Part of a data file:
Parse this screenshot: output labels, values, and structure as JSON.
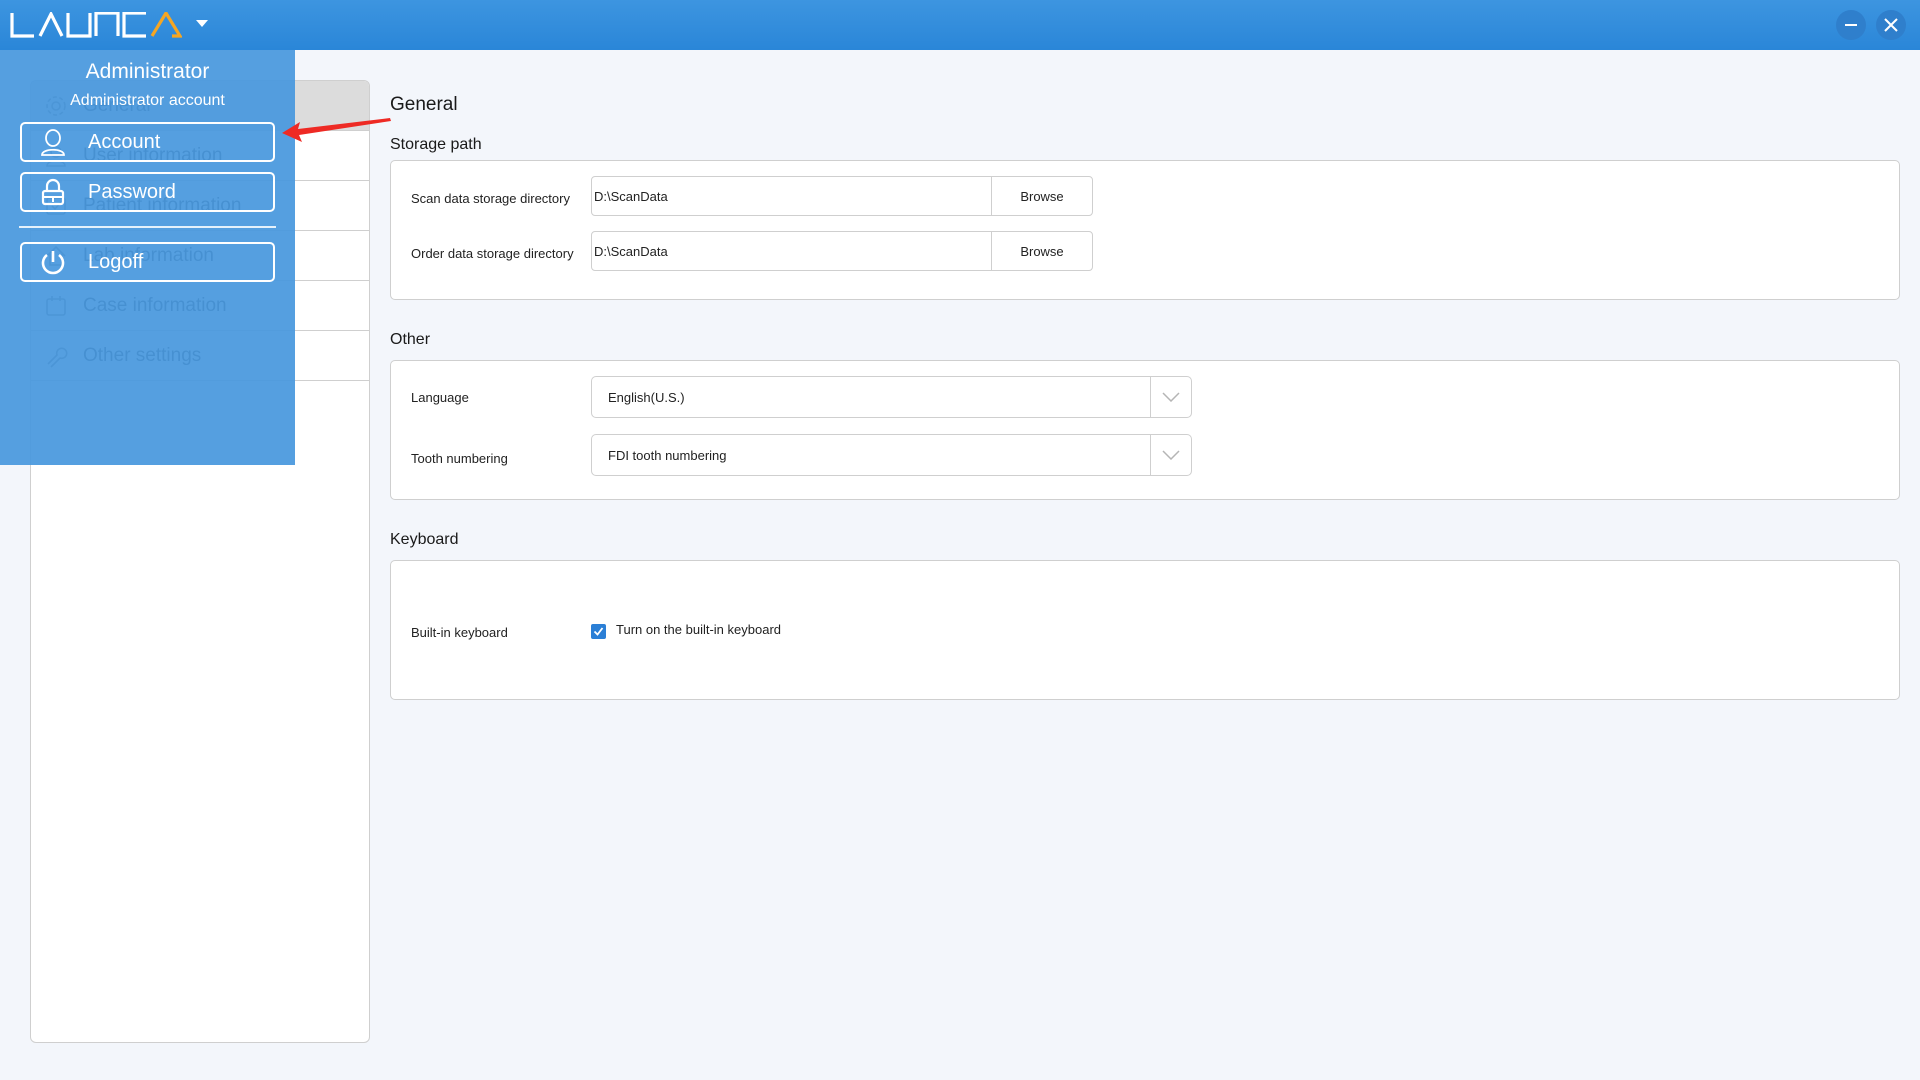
{
  "app": {
    "logo_text": "LAUNCA",
    "brand_color": "#2a86d8",
    "accent_color": "#f5a623"
  },
  "window_controls": {
    "minimize_icon": "minimize-icon",
    "close_icon": "close-icon"
  },
  "user_menu": {
    "title": "Administrator",
    "subtitle": "Administrator account",
    "items": [
      {
        "label": "Account",
        "icon": "user-icon"
      },
      {
        "label": "Password",
        "icon": "lock-icon"
      },
      {
        "label": "Logoff",
        "icon": "power-icon"
      }
    ]
  },
  "sidebar": {
    "items": [
      {
        "label": "General",
        "icon": "gear-icon",
        "active": true
      },
      {
        "label": "User information",
        "icon": "user-icon"
      },
      {
        "label": "Patient information",
        "icon": "patient-icon"
      },
      {
        "label": "Lab information",
        "icon": "home-icon"
      },
      {
        "label": "Case information",
        "icon": "calendar-icon"
      },
      {
        "label": "Other settings",
        "icon": "wrench-icon"
      }
    ]
  },
  "main": {
    "title": "General",
    "storage": {
      "heading": "Storage path",
      "rows": [
        {
          "label": "Scan data storage directory",
          "value": "D:\\ScanData",
          "button": "Browse"
        },
        {
          "label": "Order data storage directory",
          "value": "D:\\ScanData",
          "button": "Browse"
        }
      ]
    },
    "other": {
      "heading": "Other",
      "rows": [
        {
          "label": "Language",
          "value": "English(U.S.)"
        },
        {
          "label": "Tooth numbering",
          "value": "FDI tooth numbering"
        }
      ]
    },
    "keyboard": {
      "heading": "Keyboard",
      "label": "Built-in keyboard",
      "checkbox_label": "Turn on the built-in keyboard",
      "checked": true
    }
  }
}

STATED TASK → Every line above should be returned exactly; the pictures stay out.

RESPONSE TO THIS TASK →
Parse this screenshot: output labels, values, and structure as JSON.
{
  "app": {
    "logo_text": "LAUNCA",
    "brand_color": "#2a86d8",
    "accent_color": "#f5a623"
  },
  "window_controls": {
    "minimize_icon": "minimize-icon",
    "close_icon": "close-icon"
  },
  "user_menu": {
    "title": "Administrator",
    "subtitle": "Administrator account",
    "items": [
      {
        "label": "Account",
        "icon": "user-icon"
      },
      {
        "label": "Password",
        "icon": "lock-icon"
      },
      {
        "label": "Logoff",
        "icon": "power-icon"
      }
    ]
  },
  "sidebar": {
    "items": [
      {
        "label": "General",
        "icon": "gear-icon",
        "active": true
      },
      {
        "label": "User information",
        "icon": "user-icon"
      },
      {
        "label": "Patient information",
        "icon": "patient-icon"
      },
      {
        "label": "Lab information",
        "icon": "home-icon"
      },
      {
        "label": "Case information",
        "icon": "calendar-icon"
      },
      {
        "label": "Other settings",
        "icon": "wrench-icon"
      }
    ]
  },
  "main": {
    "title": "General",
    "storage": {
      "heading": "Storage path",
      "rows": [
        {
          "label": "Scan data storage directory",
          "value": "D:\\ScanData",
          "button": "Browse"
        },
        {
          "label": "Order data storage directory",
          "value": "D:\\ScanData",
          "button": "Browse"
        }
      ]
    },
    "other": {
      "heading": "Other",
      "rows": [
        {
          "label": "Language",
          "value": "English(U.S.)"
        },
        {
          "label": "Tooth numbering",
          "value": "FDI tooth numbering"
        }
      ]
    },
    "keyboard": {
      "heading": "Keyboard",
      "label": "Built-in keyboard",
      "checkbox_label": "Turn on the built-in keyboard",
      "checked": true
    }
  }
}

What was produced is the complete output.